» **REQUIRED WORK**:
Set out every line bearing the string "arcmin".
++++ DATA SECTION ++++
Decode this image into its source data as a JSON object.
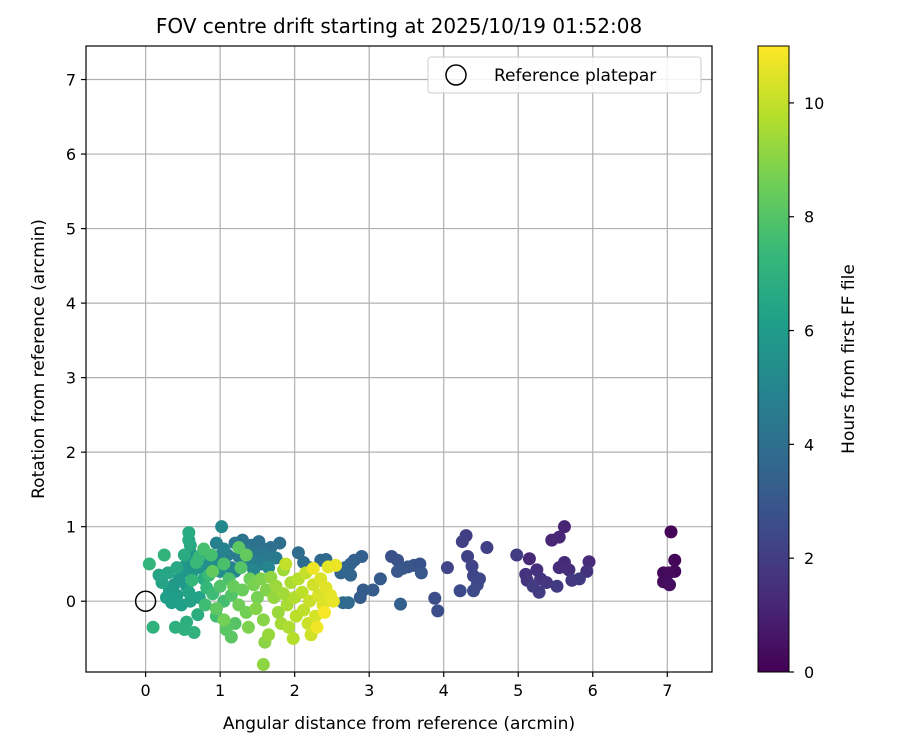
{
  "chart_data": {
    "type": "scatter",
    "title": "FOV centre drift starting at 2025/10/19 01:52:08",
    "xlabel": "Angular distance from reference (arcmin)",
    "ylabel": "Rotation from reference (arcmin)",
    "xlim": [
      -0.8,
      7.6
    ],
    "ylim": [
      -0.95,
      7.45
    ],
    "xticks": [
      0,
      1,
      2,
      3,
      4,
      5,
      6,
      7
    ],
    "yticks": [
      0,
      1,
      2,
      3,
      4,
      5,
      6,
      7
    ],
    "grid": true,
    "legend": {
      "placement": "top-right",
      "entries": [
        "Reference platepar"
      ]
    },
    "reference_point": {
      "x": 0,
      "y": 0
    },
    "colorbar": {
      "label": "Hours from first FF file",
      "range": [
        0,
        11
      ],
      "ticks": [
        0,
        2,
        4,
        6,
        8,
        10
      ],
      "colormap": "viridis",
      "colors": [
        "#440154",
        "#482878",
        "#3e4989",
        "#31688e",
        "#26828e",
        "#1f9e89",
        "#35b779",
        "#6ece58",
        "#b5de2b",
        "#fde725"
      ]
    },
    "points": [
      {
        "x": 7.05,
        "y": 0.93,
        "h": 0.1
      },
      {
        "x": 7.1,
        "y": 0.55,
        "h": 0.15
      },
      {
        "x": 7.1,
        "y": 0.4,
        "h": 0.2
      },
      {
        "x": 6.95,
        "y": 0.38,
        "h": 0.25
      },
      {
        "x": 7.02,
        "y": 0.38,
        "h": 0.3
      },
      {
        "x": 6.95,
        "y": 0.26,
        "h": 0.35
      },
      {
        "x": 7.03,
        "y": 0.22,
        "h": 0.4
      },
      {
        "x": 5.62,
        "y": 1.0,
        "h": 1.1
      },
      {
        "x": 5.55,
        "y": 0.86,
        "h": 1.15
      },
      {
        "x": 5.45,
        "y": 0.82,
        "h": 1.2
      },
      {
        "x": 5.15,
        "y": 0.57,
        "h": 1.25
      },
      {
        "x": 5.95,
        "y": 0.53,
        "h": 1.3
      },
      {
        "x": 5.62,
        "y": 0.52,
        "h": 1.35
      },
      {
        "x": 5.55,
        "y": 0.45,
        "h": 1.4
      },
      {
        "x": 5.68,
        "y": 0.42,
        "h": 1.45
      },
      {
        "x": 5.25,
        "y": 0.42,
        "h": 1.5
      },
      {
        "x": 5.1,
        "y": 0.36,
        "h": 1.55
      },
      {
        "x": 5.92,
        "y": 0.4,
        "h": 1.6
      },
      {
        "x": 5.3,
        "y": 0.3,
        "h": 1.65
      },
      {
        "x": 5.12,
        "y": 0.28,
        "h": 1.7
      },
      {
        "x": 5.38,
        "y": 0.25,
        "h": 1.75
      },
      {
        "x": 5.72,
        "y": 0.28,
        "h": 1.8
      },
      {
        "x": 5.82,
        "y": 0.3,
        "h": 1.85
      },
      {
        "x": 5.52,
        "y": 0.2,
        "h": 1.9
      },
      {
        "x": 5.2,
        "y": 0.2,
        "h": 1.95
      },
      {
        "x": 5.28,
        "y": 0.12,
        "h": 2.0
      },
      {
        "x": 4.98,
        "y": 0.62,
        "h": 2.0
      },
      {
        "x": 4.3,
        "y": 0.88,
        "h": 2.05
      },
      {
        "x": 4.25,
        "y": 0.8,
        "h": 2.1
      },
      {
        "x": 4.58,
        "y": 0.72,
        "h": 2.15
      },
      {
        "x": 4.32,
        "y": 0.6,
        "h": 2.2
      },
      {
        "x": 4.38,
        "y": 0.47,
        "h": 2.25
      },
      {
        "x": 4.05,
        "y": 0.45,
        "h": 2.3
      },
      {
        "x": 4.4,
        "y": 0.34,
        "h": 2.35
      },
      {
        "x": 4.48,
        "y": 0.3,
        "h": 2.4
      },
      {
        "x": 4.45,
        "y": 0.22,
        "h": 2.45
      },
      {
        "x": 4.22,
        "y": 0.14,
        "h": 2.5
      },
      {
        "x": 4.4,
        "y": 0.14,
        "h": 2.55
      },
      {
        "x": 3.88,
        "y": 0.04,
        "h": 2.6
      },
      {
        "x": 3.92,
        "y": -0.13,
        "h": 2.65
      },
      {
        "x": 3.3,
        "y": 0.6,
        "h": 2.7
      },
      {
        "x": 3.38,
        "y": 0.55,
        "h": 2.75
      },
      {
        "x": 3.68,
        "y": 0.5,
        "h": 2.8
      },
      {
        "x": 3.6,
        "y": 0.48,
        "h": 2.85
      },
      {
        "x": 3.45,
        "y": 0.44,
        "h": 2.9
      },
      {
        "x": 3.52,
        "y": 0.46,
        "h": 2.95
      },
      {
        "x": 3.38,
        "y": 0.4,
        "h": 3.0
      },
      {
        "x": 3.7,
        "y": 0.38,
        "h": 3.05
      },
      {
        "x": 3.15,
        "y": 0.3,
        "h": 3.1
      },
      {
        "x": 3.05,
        "y": 0.15,
        "h": 3.15
      },
      {
        "x": 2.92,
        "y": 0.15,
        "h": 3.2
      },
      {
        "x": 2.88,
        "y": 0.05,
        "h": 3.25
      },
      {
        "x": 3.42,
        "y": -0.04,
        "h": 3.3
      },
      {
        "x": 2.9,
        "y": 0.6,
        "h": 3.35
      },
      {
        "x": 2.8,
        "y": 0.55,
        "h": 3.4
      },
      {
        "x": 2.75,
        "y": 0.5,
        "h": 3.45
      },
      {
        "x": 2.68,
        "y": 0.45,
        "h": 3.5
      },
      {
        "x": 2.62,
        "y": 0.38,
        "h": 3.55
      },
      {
        "x": 2.75,
        "y": 0.35,
        "h": 3.6
      },
      {
        "x": 2.42,
        "y": 0.56,
        "h": 3.65
      },
      {
        "x": 2.35,
        "y": 0.55,
        "h": 3.7
      },
      {
        "x": 2.72,
        "y": -0.02,
        "h": 3.75
      },
      {
        "x": 2.65,
        "y": -0.02,
        "h": 3.8
      },
      {
        "x": 2.05,
        "y": 0.65,
        "h": 3.85
      },
      {
        "x": 2.12,
        "y": 0.52,
        "h": 3.9
      },
      {
        "x": 2.2,
        "y": 0.45,
        "h": 3.95
      },
      {
        "x": 1.8,
        "y": 0.78,
        "h": 4.0
      },
      {
        "x": 1.68,
        "y": 0.72,
        "h": 4.05
      },
      {
        "x": 1.52,
        "y": 0.8,
        "h": 4.1
      },
      {
        "x": 1.58,
        "y": 0.7,
        "h": 4.15
      },
      {
        "x": 1.42,
        "y": 0.75,
        "h": 4.2
      },
      {
        "x": 1.3,
        "y": 0.82,
        "h": 4.25
      },
      {
        "x": 1.2,
        "y": 0.78,
        "h": 4.3
      },
      {
        "x": 1.35,
        "y": 0.68,
        "h": 4.35
      },
      {
        "x": 1.48,
        "y": 0.62,
        "h": 4.4
      },
      {
        "x": 1.62,
        "y": 0.6,
        "h": 4.45
      },
      {
        "x": 1.75,
        "y": 0.58,
        "h": 4.5
      },
      {
        "x": 1.25,
        "y": 0.6,
        "h": 4.55
      },
      {
        "x": 1.1,
        "y": 0.62,
        "h": 4.6
      },
      {
        "x": 1.4,
        "y": 0.55,
        "h": 4.65
      },
      {
        "x": 1.55,
        "y": 0.5,
        "h": 4.7
      },
      {
        "x": 1.3,
        "y": 0.48,
        "h": 4.75
      },
      {
        "x": 1.15,
        "y": 0.45,
        "h": 4.8
      },
      {
        "x": 0.95,
        "y": 0.78,
        "h": 4.85
      },
      {
        "x": 1.05,
        "y": 0.7,
        "h": 4.9
      },
      {
        "x": 0.98,
        "y": 0.6,
        "h": 4.95
      },
      {
        "x": 1.2,
        "y": 0.4,
        "h": 5.0
      },
      {
        "x": 1.45,
        "y": 0.42,
        "h": 5.05
      },
      {
        "x": 1.65,
        "y": 0.45,
        "h": 5.1
      },
      {
        "x": 1.02,
        "y": 1.0,
        "h": 5.2
      },
      {
        "x": 0.85,
        "y": 0.55,
        "h": 5.3
      },
      {
        "x": 0.92,
        "y": 0.48,
        "h": 5.35
      },
      {
        "x": 0.8,
        "y": 0.42,
        "h": 5.4
      },
      {
        "x": 1.0,
        "y": 0.4,
        "h": 5.45
      },
      {
        "x": 0.75,
        "y": 0.6,
        "h": 5.5
      },
      {
        "x": 0.68,
        "y": 0.55,
        "h": 5.55
      },
      {
        "x": 0.6,
        "y": 0.65,
        "h": 5.6
      },
      {
        "x": 0.7,
        "y": 0.45,
        "h": 5.65
      },
      {
        "x": 0.55,
        "y": 0.5,
        "h": 5.7
      },
      {
        "x": 0.5,
        "y": 0.4,
        "h": 5.75
      },
      {
        "x": 0.62,
        "y": 0.38,
        "h": 5.8
      },
      {
        "x": 0.45,
        "y": 0.3,
        "h": 5.85
      },
      {
        "x": 0.38,
        "y": 0.22,
        "h": 5.9
      },
      {
        "x": 0.55,
        "y": 0.2,
        "h": 5.95
      },
      {
        "x": 0.32,
        "y": 0.15,
        "h": 6.0
      },
      {
        "x": 0.42,
        "y": 0.08,
        "h": 6.05
      },
      {
        "x": 0.28,
        "y": 0.05,
        "h": 6.1
      },
      {
        "x": 0.35,
        "y": -0.02,
        "h": 6.15
      },
      {
        "x": 0.48,
        "y": -0.05,
        "h": 6.2
      },
      {
        "x": 0.6,
        "y": 0.0,
        "h": 6.25
      },
      {
        "x": 0.72,
        "y": 0.05,
        "h": 6.3
      },
      {
        "x": 0.58,
        "y": 0.12,
        "h": 6.35
      },
      {
        "x": 0.22,
        "y": 0.25,
        "h": 6.4
      },
      {
        "x": 0.18,
        "y": 0.35,
        "h": 6.45
      },
      {
        "x": 0.3,
        "y": 0.38,
        "h": 6.5
      },
      {
        "x": 0.42,
        "y": 0.45,
        "h": 6.55
      },
      {
        "x": 0.58,
        "y": 0.82,
        "h": 6.6
      },
      {
        "x": 0.6,
        "y": 0.75,
        "h": 6.65
      },
      {
        "x": 0.58,
        "y": 0.92,
        "h": 6.7
      },
      {
        "x": 0.52,
        "y": 0.62,
        "h": 6.75
      },
      {
        "x": 0.78,
        "y": 0.3,
        "h": 6.8
      },
      {
        "x": 0.7,
        "y": -0.18,
        "h": 6.85
      },
      {
        "x": 0.55,
        "y": -0.28,
        "h": 6.9
      },
      {
        "x": 0.4,
        "y": -0.35,
        "h": 6.95
      },
      {
        "x": 0.52,
        "y": -0.38,
        "h": 7.0
      },
      {
        "x": 0.65,
        "y": -0.42,
        "h": 7.05
      },
      {
        "x": 0.1,
        "y": -0.35,
        "h": 7.1
      },
      {
        "x": 0.25,
        "y": 0.62,
        "h": 7.15
      },
      {
        "x": 0.05,
        "y": 0.5,
        "h": 7.2
      },
      {
        "x": 0.62,
        "y": 0.28,
        "h": 7.25
      },
      {
        "x": 0.82,
        "y": 0.18,
        "h": 7.3
      },
      {
        "x": 0.72,
        "y": 0.6,
        "h": 7.35
      },
      {
        "x": 0.68,
        "y": 0.52,
        "h": 7.4
      },
      {
        "x": 0.85,
        "y": 0.35,
        "h": 7.45
      },
      {
        "x": 0.9,
        "y": 0.1,
        "h": 7.5
      },
      {
        "x": 0.8,
        "y": -0.05,
        "h": 7.55
      },
      {
        "x": 0.95,
        "y": -0.2,
        "h": 7.6
      },
      {
        "x": 1.05,
        "y": 0.0,
        "h": 7.65
      },
      {
        "x": 0.88,
        "y": 0.62,
        "h": 7.7
      },
      {
        "x": 0.78,
        "y": 0.7,
        "h": 7.75
      },
      {
        "x": 1.05,
        "y": 0.5,
        "h": 7.8
      },
      {
        "x": 1.12,
        "y": 0.3,
        "h": 7.85
      },
      {
        "x": 1.0,
        "y": 0.2,
        "h": 7.9
      },
      {
        "x": 1.15,
        "y": 0.08,
        "h": 7.95
      },
      {
        "x": 1.28,
        "y": 0.45,
        "h": 8.0
      },
      {
        "x": 1.2,
        "y": -0.3,
        "h": 8.05
      },
      {
        "x": 1.08,
        "y": -0.38,
        "h": 8.1
      },
      {
        "x": 1.15,
        "y": -0.48,
        "h": 8.15
      },
      {
        "x": 1.25,
        "y": 0.72,
        "h": 8.2
      },
      {
        "x": 0.95,
        "y": -0.1,
        "h": 8.25
      },
      {
        "x": 0.9,
        "y": 0.4,
        "h": 8.3
      },
      {
        "x": 1.35,
        "y": 0.62,
        "h": 8.35
      },
      {
        "x": 1.18,
        "y": 0.2,
        "h": 8.4
      },
      {
        "x": 1.3,
        "y": 0.15,
        "h": 8.45
      },
      {
        "x": 1.4,
        "y": 0.3,
        "h": 8.5
      },
      {
        "x": 1.25,
        "y": -0.05,
        "h": 8.55
      },
      {
        "x": 1.35,
        "y": -0.15,
        "h": 8.6
      },
      {
        "x": 1.05,
        "y": -0.25,
        "h": 8.65
      },
      {
        "x": 1.5,
        "y": 0.05,
        "h": 8.7
      },
      {
        "x": 1.45,
        "y": 0.22,
        "h": 8.75
      },
      {
        "x": 1.38,
        "y": -0.35,
        "h": 8.8
      },
      {
        "x": 1.55,
        "y": 0.3,
        "h": 8.85
      },
      {
        "x": 1.62,
        "y": 0.15,
        "h": 8.9
      },
      {
        "x": 1.48,
        "y": -0.1,
        "h": 8.95
      },
      {
        "x": 1.58,
        "y": -0.25,
        "h": 9.0
      },
      {
        "x": 1.6,
        "y": -0.55,
        "h": 9.05
      },
      {
        "x": 1.58,
        "y": -0.85,
        "h": 9.1
      },
      {
        "x": 1.68,
        "y": 0.32,
        "h": 9.15
      },
      {
        "x": 1.72,
        "y": 0.05,
        "h": 9.2
      },
      {
        "x": 1.65,
        "y": -0.45,
        "h": 9.25
      },
      {
        "x": 1.78,
        "y": -0.15,
        "h": 9.3
      },
      {
        "x": 1.75,
        "y": 0.2,
        "h": 9.35
      },
      {
        "x": 1.85,
        "y": 0.42,
        "h": 9.4
      },
      {
        "x": 1.85,
        "y": 0.1,
        "h": 9.45
      },
      {
        "x": 1.82,
        "y": -0.3,
        "h": 9.5
      },
      {
        "x": 1.9,
        "y": -0.05,
        "h": 9.55
      },
      {
        "x": 1.95,
        "y": 0.25,
        "h": 9.6
      },
      {
        "x": 1.92,
        "y": -0.35,
        "h": 9.65
      },
      {
        "x": 2.0,
        "y": 0.05,
        "h": 9.7
      },
      {
        "x": 1.98,
        "y": -0.5,
        "h": 9.75
      },
      {
        "x": 2.05,
        "y": 0.3,
        "h": 9.8
      },
      {
        "x": 2.02,
        "y": -0.2,
        "h": 9.85
      },
      {
        "x": 2.1,
        "y": 0.12,
        "h": 9.9
      },
      {
        "x": 2.12,
        "y": -0.12,
        "h": 9.95
      },
      {
        "x": 1.88,
        "y": 0.5,
        "h": 10.0
      },
      {
        "x": 2.15,
        "y": 0.38,
        "h": 10.05
      },
      {
        "x": 2.2,
        "y": 0.0,
        "h": 10.1
      },
      {
        "x": 2.18,
        "y": -0.3,
        "h": 10.15
      },
      {
        "x": 2.22,
        "y": -0.45,
        "h": 10.2
      },
      {
        "x": 2.25,
        "y": 0.22,
        "h": 10.25
      },
      {
        "x": 2.28,
        "y": -0.2,
        "h": 10.3
      },
      {
        "x": 2.32,
        "y": 0.08,
        "h": 10.35
      },
      {
        "x": 2.35,
        "y": 0.3,
        "h": 10.4
      },
      {
        "x": 2.38,
        "y": -0.05,
        "h": 10.45
      },
      {
        "x": 2.42,
        "y": 0.18,
        "h": 10.5
      },
      {
        "x": 2.45,
        "y": 0.46,
        "h": 10.55
      },
      {
        "x": 2.48,
        "y": 0.08,
        "h": 10.6
      },
      {
        "x": 2.52,
        "y": 0.0,
        "h": 10.65
      },
      {
        "x": 2.55,
        "y": 0.48,
        "h": 10.7
      },
      {
        "x": 2.25,
        "y": 0.44,
        "h": 10.75
      },
      {
        "x": 2.3,
        "y": -0.35,
        "h": 10.8
      },
      {
        "x": 2.4,
        "y": -0.15,
        "h": 10.9
      }
    ]
  }
}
++++
» **SOLUTION TO THIS TASK**:
    "xlabel": "Angular distance from reference (arcmin)",
    "ylabel": "Rotation from reference (arcmin)",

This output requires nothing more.